**THE EXERCISE**
Output each line of the material exactly as it stands.

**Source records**
================================

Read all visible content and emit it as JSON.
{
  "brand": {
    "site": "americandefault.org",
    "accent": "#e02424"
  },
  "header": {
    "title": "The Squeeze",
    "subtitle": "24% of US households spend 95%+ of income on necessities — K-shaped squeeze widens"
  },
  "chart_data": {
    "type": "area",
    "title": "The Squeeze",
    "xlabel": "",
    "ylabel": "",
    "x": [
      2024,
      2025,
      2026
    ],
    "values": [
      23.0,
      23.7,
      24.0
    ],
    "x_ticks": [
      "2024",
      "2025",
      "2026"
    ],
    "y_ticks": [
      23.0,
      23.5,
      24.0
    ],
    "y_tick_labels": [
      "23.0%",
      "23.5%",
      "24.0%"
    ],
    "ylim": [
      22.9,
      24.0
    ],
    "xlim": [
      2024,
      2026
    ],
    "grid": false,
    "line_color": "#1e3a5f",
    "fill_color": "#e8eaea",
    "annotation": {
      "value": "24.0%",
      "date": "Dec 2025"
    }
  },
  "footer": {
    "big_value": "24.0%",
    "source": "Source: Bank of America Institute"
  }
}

================================

**THE RESULT**
Read all visible content and emit it as JSON.
{
  "brand": {
    "site": "americandefault.org",
    "accent": "#e02424"
  },
  "header": {
    "title": "The Squeeze",
    "subtitle": "24% of US households spend 95%+ of income on necessities — K-shaped squeeze widens"
  },
  "chart_data": {
    "type": "area",
    "title": "The Squeeze",
    "xlabel": "",
    "ylabel": "",
    "x": [
      2024,
      2025,
      2026
    ],
    "values": [
      23.0,
      23.7,
      24.0
    ],
    "x_ticks": [
      "2024",
      "2025",
      "2026"
    ],
    "y_ticks": [
      23.0,
      23.5,
      24.0
    ],
    "y_tick_labels": [
      "23.0%",
      "23.5%",
      "24.0%"
    ],
    "ylim": [
      22.9,
      24.0
    ],
    "xlim": [
      2024,
      2026
    ],
    "grid": false,
    "line_color": "#1e3a5f",
    "fill_color": "#e8eaea",
    "annotation": {
      "value": "24.0%",
      "date": "Dec 2025"
    }
  },
  "footer": {
    "big_value": "24.0%",
    "source": "Source: Bank of America Institute"
  }
}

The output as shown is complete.